TASK STATEMENT:
Rewrite the material below with "Andorra" swapped for "Austria" everywhere it appears, changing nothing else, and leave the pictures out.

-- START OF DATASET EXCERPTS --

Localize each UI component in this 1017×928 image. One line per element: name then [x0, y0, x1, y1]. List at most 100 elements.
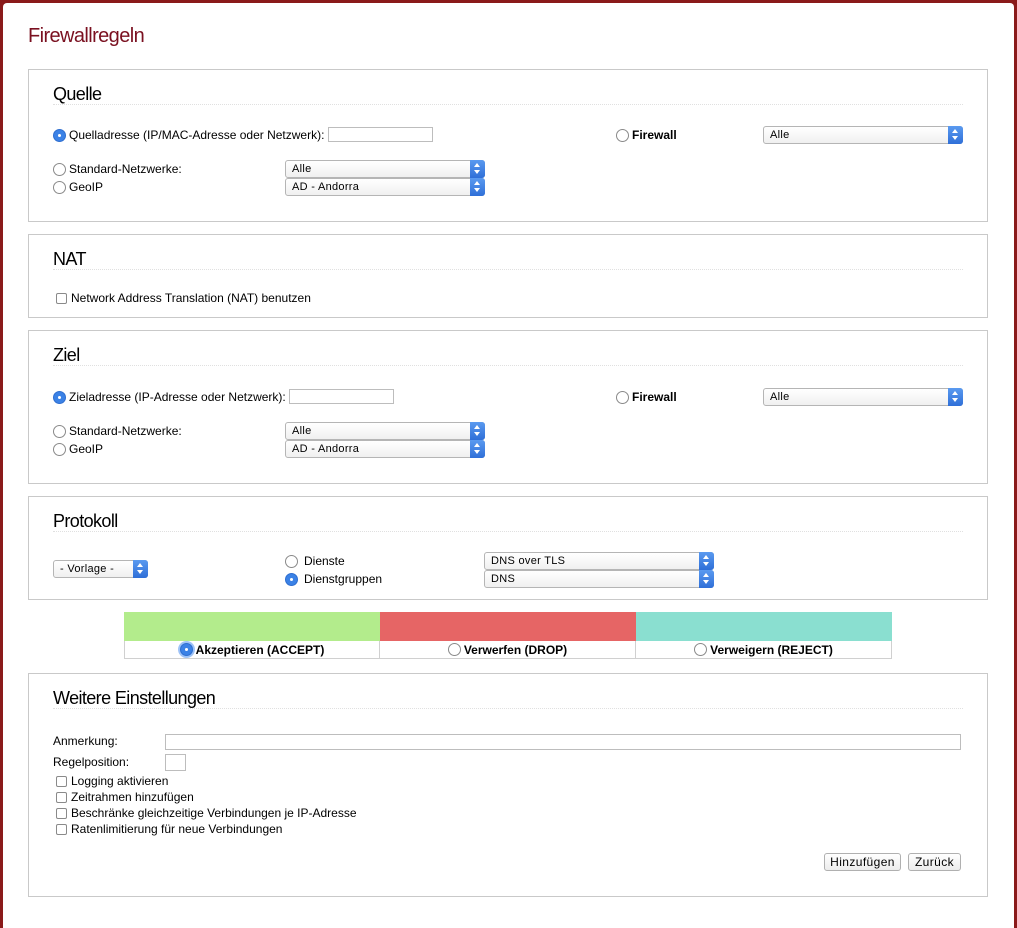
- destination-geoip-select[interactable]: AD - Andorra: [285, 440, 485, 458]
- source-geoip-label: GeoIP: [69, 180, 104, 194]
- source-geoip-option[interactable]: GeoIP: [53, 178, 103, 196]
- nat-section-title: NAT: [53, 249, 86, 269]
- destination-address-option[interactable]: Zieladresse (IP-Adresse oder Netzwerk):: [53, 388, 286, 406]
- nat-checkbox[interactable]: [56, 292, 67, 304]
- protocol-template-select[interactable]: - Vorlage -: [53, 560, 148, 578]
- chevron-updown-icon: [470, 160, 485, 178]
- destination-geoip-option[interactable]: GeoIP: [53, 440, 103, 458]
- source-standard-networks-label: Standard-Netzwerke:: [69, 162, 182, 176]
- protocol-services-label: Dienste: [304, 554, 345, 568]
- source-firewall-label: Firewall: [632, 128, 677, 142]
- logging-label: Logging aktivieren: [71, 774, 169, 788]
- destination-address-input[interactable]: [289, 389, 394, 404]
- source-firewall-option[interactable]: Firewall: [616, 126, 677, 144]
- destination-address-label: Zieladresse (IP-Adresse oder Netzwerk):: [69, 390, 286, 404]
- remark-input[interactable]: [165, 734, 961, 750]
- drop-option[interactable]: Verwerfen (DROP): [380, 641, 636, 659]
- source-section: Quelle Quelladresse (IP/MAC-Adresse oder…: [28, 69, 988, 222]
- protocol-section: Protokoll - Vorlage - Dienste DNS over T…: [28, 496, 988, 600]
- source-firewall-select-value: Alle: [770, 129, 790, 141]
- protocol-service-groups-option[interactable]: Dienstgruppen: [285, 570, 382, 588]
- destination-standard-networks-option[interactable]: Standard-Netzwerke:: [53, 422, 182, 440]
- source-geoip-select[interactable]: AD - Andorra: [285, 178, 485, 196]
- source-standard-networks-value: Alle: [292, 163, 312, 175]
- limit-connections-option[interactable]: Beschränke gleichzeitige Verbindungen je…: [56, 804, 357, 822]
- source-address-input[interactable]: [328, 127, 433, 142]
- destination-section: Ziel Zieladresse (IP-Adresse oder Netzwe…: [28, 330, 988, 484]
- chevron-updown-icon: [470, 422, 485, 440]
- protocol-template-value: - Vorlage -: [60, 563, 115, 575]
- nat-checkbox-label: Network Address Translation (NAT) benutz…: [71, 291, 311, 305]
- protocol-service-groups-select[interactable]: DNS: [484, 570, 714, 588]
- rate-limit-label: Ratenlimitierung für neue Verbindungen: [71, 822, 283, 836]
- reject-option[interactable]: Verweigern (REJECT): [636, 641, 892, 659]
- accept-option[interactable]: Akzeptieren (ACCEPT): [124, 641, 380, 659]
- chevron-updown-icon: [948, 126, 963, 144]
- protocol-service-groups-value: DNS: [491, 573, 516, 585]
- position-row: Regelposition:: [53, 753, 129, 771]
- chevron-updown-icon: [948, 388, 963, 406]
- source-firewall-select[interactable]: Alle: [763, 126, 963, 144]
- chevron-updown-icon: [133, 560, 148, 578]
- remark-label: Anmerkung:: [53, 734, 118, 748]
- destination-firewall-label: Firewall: [632, 390, 677, 404]
- protocol-service-groups-radio[interactable]: [285, 572, 298, 586]
- source-standard-networks-radio[interactable]: [53, 162, 66, 176]
- destination-firewall-option[interactable]: Firewall: [616, 388, 677, 406]
- destination-geoip-label: GeoIP: [69, 442, 104, 456]
- more-settings-section: Weitere Einstellungen Anmerkung: Regelpo…: [28, 673, 988, 897]
- chevron-updown-icon: [699, 570, 714, 588]
- rule-action-selector: Akzeptieren (ACCEPT) Verwerfen (DROP) Ve…: [124, 612, 892, 659]
- destination-firewall-select[interactable]: Alle: [763, 388, 963, 406]
- protocol-services-radio[interactable]: [285, 554, 298, 568]
- destination-geoip-radio[interactable]: [53, 442, 66, 456]
- chevron-updown-icon: [699, 552, 714, 570]
- logging-checkbox[interactable]: [56, 775, 67, 787]
- timeframe-label: Zeitrahmen hinzufügen: [71, 790, 194, 804]
- destination-standard-networks-value: Alle: [292, 425, 312, 437]
- source-address-radio[interactable]: [53, 128, 66, 142]
- timeframe-checkbox[interactable]: [56, 791, 67, 803]
- destination-standard-networks-label: Standard-Netzwerke:: [69, 424, 182, 438]
- source-section-title: Quelle: [53, 84, 102, 104]
- add-button[interactable]: Hinzufügen: [824, 853, 901, 871]
- chevron-updown-icon: [470, 178, 485, 196]
- limit-connections-label: Beschränke gleichzeitige Verbindungen je…: [71, 806, 357, 820]
- timeframe-option[interactable]: Zeitrahmen hinzufügen: [56, 788, 194, 806]
- protocol-services-value: DNS over TLS: [491, 555, 566, 567]
- reject-radio[interactable]: [694, 643, 708, 656]
- back-button[interactable]: Zurück: [908, 853, 961, 871]
- protocol-services-select[interactable]: DNS over TLS: [484, 552, 714, 570]
- source-standard-networks-select[interactable]: Alle: [285, 160, 485, 178]
- destination-firewall-radio[interactable]: [616, 390, 629, 404]
- protocol-service-groups-label: Dienstgruppen: [304, 572, 383, 586]
- rate-limit-option[interactable]: Ratenlimitierung für neue Verbindungen: [56, 820, 282, 838]
- page-title: Firewallregeln: [28, 25, 145, 47]
- divider: [53, 708, 963, 709]
- nat-option[interactable]: Network Address Translation (NAT) benutz…: [56, 289, 311, 307]
- destination-geoip-value: AD - Andorra: [292, 443, 360, 455]
- rate-limit-checkbox[interactable]: [56, 823, 67, 835]
- logging-option[interactable]: Logging aktivieren: [56, 772, 168, 790]
- accept-color-band: [124, 612, 380, 641]
- accept-label: Akzeptieren (ACCEPT): [195, 642, 325, 657]
- drop-label: Verwerfen (DROP): [463, 642, 568, 657]
- source-geoip-radio[interactable]: [53, 180, 66, 194]
- accept-radio[interactable]: [179, 643, 193, 656]
- source-firewall-radio[interactable]: [616, 128, 629, 142]
- protocol-services-option[interactable]: Dienste: [285, 552, 345, 570]
- source-standard-networks-option[interactable]: Standard-Netzwerke:: [53, 160, 182, 178]
- reject-label: Verweigern (REJECT): [710, 642, 833, 657]
- rule-position-input[interactable]: [165, 754, 186, 771]
- limit-connections-checkbox[interactable]: [56, 807, 67, 819]
- divider: [53, 365, 963, 366]
- protocol-section-title: Protokoll: [53, 511, 118, 531]
- destination-standard-networks-radio[interactable]: [53, 424, 66, 438]
- destination-standard-networks-select[interactable]: Alle: [285, 422, 485, 440]
- source-address-option[interactable]: Quelladresse (IP/MAC-Adresse oder Netzwe…: [53, 126, 324, 144]
- position-label: Regelposition:: [53, 755, 130, 769]
- drop-radio[interactable]: [447, 643, 461, 656]
- nat-section: NAT Network Address Translation (NAT) be…: [28, 234, 988, 318]
- destination-address-radio[interactable]: [53, 390, 66, 404]
- source-address-label: Quelladresse (IP/MAC-Adresse oder Netzwe…: [69, 128, 325, 142]
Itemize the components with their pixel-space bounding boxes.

-- END OF DATASET EXCERPTS --

EXERCISE RESULT:
Localize each UI component in this 1017×928 image. One line per element: name then [x0, y0, x1, y1]. List at most 100 elements.
- destination-geoip-select[interactable]: AD - Austria: [285, 440, 485, 458]
- source-geoip-label: GeoIP: [69, 180, 104, 194]
- source-geoip-option[interactable]: GeoIP: [53, 178, 103, 196]
- nat-section-title: NAT: [53, 249, 86, 269]
- destination-address-option[interactable]: Zieladresse (IP-Adresse oder Netzwerk):: [53, 388, 286, 406]
- nat-checkbox[interactable]: [56, 292, 67, 304]
- protocol-template-select[interactable]: - Vorlage -: [53, 560, 148, 578]
- chevron-updown-icon: [470, 160, 485, 178]
- destination-geoip-option[interactable]: GeoIP: [53, 440, 103, 458]
- source-standard-networks-label: Standard-Netzwerke:: [69, 162, 182, 176]
- protocol-services-label: Dienste: [304, 554, 345, 568]
- source-firewall-label: Firewall: [632, 128, 677, 142]
- logging-label: Logging aktivieren: [71, 774, 169, 788]
- destination-address-input[interactable]: [289, 389, 394, 404]
- source-firewall-option[interactable]: Firewall: [616, 126, 677, 144]
- destination-address-label: Zieladresse (IP-Adresse oder Netzwerk):: [69, 390, 286, 404]
- remark-input[interactable]: [165, 734, 961, 750]
- drop-option[interactable]: Verwerfen (DROP): [380, 641, 636, 659]
- source-section: Quelle Quelladresse (IP/MAC-Adresse oder…: [28, 69, 988, 222]
- protocol-section: Protokoll - Vorlage - Dienste DNS over T…: [28, 496, 988, 600]
- source-firewall-select-value: Alle: [770, 129, 790, 141]
- protocol-service-groups-option[interactable]: Dienstgruppen: [285, 570, 382, 588]
- destination-standard-networks-option[interactable]: Standard-Netzwerke:: [53, 422, 182, 440]
- source-geoip-select[interactable]: AD - Austria: [285, 178, 485, 196]
- source-standard-networks-value: Alle: [292, 163, 312, 175]
- limit-connections-option[interactable]: Beschränke gleichzeitige Verbindungen je…: [56, 804, 357, 822]
- source-address-input[interactable]: [328, 127, 433, 142]
- destination-section: Ziel Zieladresse (IP-Adresse oder Netzwe…: [28, 330, 988, 484]
- chevron-updown-icon: [470, 422, 485, 440]
- protocol-template-value: - Vorlage -: [60, 563, 115, 575]
- nat-checkbox-label: Network Address Translation (NAT) benutz…: [71, 291, 311, 305]
- protocol-service-groups-select[interactable]: DNS: [484, 570, 714, 588]
- rate-limit-label: Ratenlimitierung für neue Verbindungen: [71, 822, 283, 836]
- reject-option[interactable]: Verweigern (REJECT): [636, 641, 892, 659]
- accept-option[interactable]: Akzeptieren (ACCEPT): [124, 641, 380, 659]
- chevron-updown-icon: [948, 126, 963, 144]
- protocol-service-groups-value: DNS: [491, 573, 516, 585]
- position-row: Regelposition:: [53, 753, 129, 771]
- chevron-updown-icon: [948, 388, 963, 406]
- source-firewall-select[interactable]: Alle: [763, 126, 963, 144]
- chevron-updown-icon: [133, 560, 148, 578]
- remark-label: Anmerkung:: [53, 734, 118, 748]
- destination-firewall-label: Firewall: [632, 390, 677, 404]
- protocol-service-groups-radio[interactable]: [285, 572, 298, 586]
- source-standard-networks-radio[interactable]: [53, 162, 66, 176]
- destination-firewall-option[interactable]: Firewall: [616, 388, 677, 406]
- destination-geoip-label: GeoIP: [69, 442, 104, 456]
- more-settings-section: Weitere Einstellungen Anmerkung: Regelpo…: [28, 673, 988, 897]
- chevron-updown-icon: [699, 570, 714, 588]
- rule-action-selector: Akzeptieren (ACCEPT) Verwerfen (DROP) Ve…: [124, 612, 892, 659]
- destination-firewall-select[interactable]: Alle: [763, 388, 963, 406]
- protocol-services-radio[interactable]: [285, 554, 298, 568]
- destination-geoip-radio[interactable]: [53, 442, 66, 456]
- chevron-updown-icon: [699, 552, 714, 570]
- logging-checkbox[interactable]: [56, 775, 67, 787]
- timeframe-label: Zeitrahmen hinzufügen: [71, 790, 194, 804]
- destination-standard-networks-value: Alle: [292, 425, 312, 437]
- source-address-radio[interactable]: [53, 128, 66, 142]
- timeframe-checkbox[interactable]: [56, 791, 67, 803]
- destination-standard-networks-label: Standard-Netzwerke:: [69, 424, 182, 438]
- source-section-title: Quelle: [53, 84, 102, 104]
- add-button[interactable]: Hinzufügen: [824, 853, 901, 871]
- chevron-updown-icon: [470, 178, 485, 196]
- limit-connections-label: Beschränke gleichzeitige Verbindungen je…: [71, 806, 357, 820]
- timeframe-option[interactable]: Zeitrahmen hinzufügen: [56, 788, 194, 806]
- protocol-services-value: DNS over TLS: [491, 555, 566, 567]
- reject-radio[interactable]: [694, 643, 708, 656]
- back-button[interactable]: Zurück: [908, 853, 961, 871]
- protocol-services-select[interactable]: DNS over TLS: [484, 552, 714, 570]
- source-standard-networks-select[interactable]: Alle: [285, 160, 485, 178]
- destination-firewall-radio[interactable]: [616, 390, 629, 404]
- protocol-service-groups-label: Dienstgruppen: [304, 572, 383, 586]
- rate-limit-option[interactable]: Ratenlimitierung für neue Verbindungen: [56, 820, 282, 838]
- page-title: Firewallregeln: [28, 25, 145, 47]
- divider: [53, 708, 963, 709]
- nat-option[interactable]: Network Address Translation (NAT) benutz…: [56, 289, 311, 307]
- destination-geoip-value: AD - Austria: [292, 443, 360, 455]
- rate-limit-checkbox[interactable]: [56, 823, 67, 835]
- logging-option[interactable]: Logging aktivieren: [56, 772, 168, 790]
- accept-color-band: [124, 612, 380, 641]
- accept-label: Akzeptieren (ACCEPT): [195, 642, 325, 657]
- drop-label: Verwerfen (DROP): [463, 642, 568, 657]
- source-geoip-radio[interactable]: [53, 180, 66, 194]
- accept-radio[interactable]: [179, 643, 193, 656]
- source-firewall-radio[interactable]: [616, 128, 629, 142]
- protocol-services-option[interactable]: Dienste: [285, 552, 345, 570]
- source-standard-networks-option[interactable]: Standard-Netzwerke:: [53, 160, 182, 178]
- reject-label: Verweigern (REJECT): [710, 642, 833, 657]
- rule-position-input[interactable]: [165, 754, 186, 771]
- limit-connections-checkbox[interactable]: [56, 807, 67, 819]
- divider: [53, 365, 963, 366]
- protocol-section-title: Protokoll: [53, 511, 118, 531]
- destination-standard-networks-radio[interactable]: [53, 424, 66, 438]
- destination-standard-networks-select[interactable]: Alle: [285, 422, 485, 440]
- source-address-option[interactable]: Quelladresse (IP/MAC-Adresse oder Netzwe…: [53, 126, 324, 144]
- position-label: Regelposition:: [53, 755, 130, 769]
- drop-radio[interactable]: [447, 643, 461, 656]
- nat-section: NAT Network Address Translation (NAT) be…: [28, 234, 988, 318]
- destination-address-radio[interactable]: [53, 390, 66, 404]
- source-address-label: Quelladresse (IP/MAC-Adresse oder Netzwe…: [69, 128, 325, 142]
Itemize the components with their pixel-space bounding boxes.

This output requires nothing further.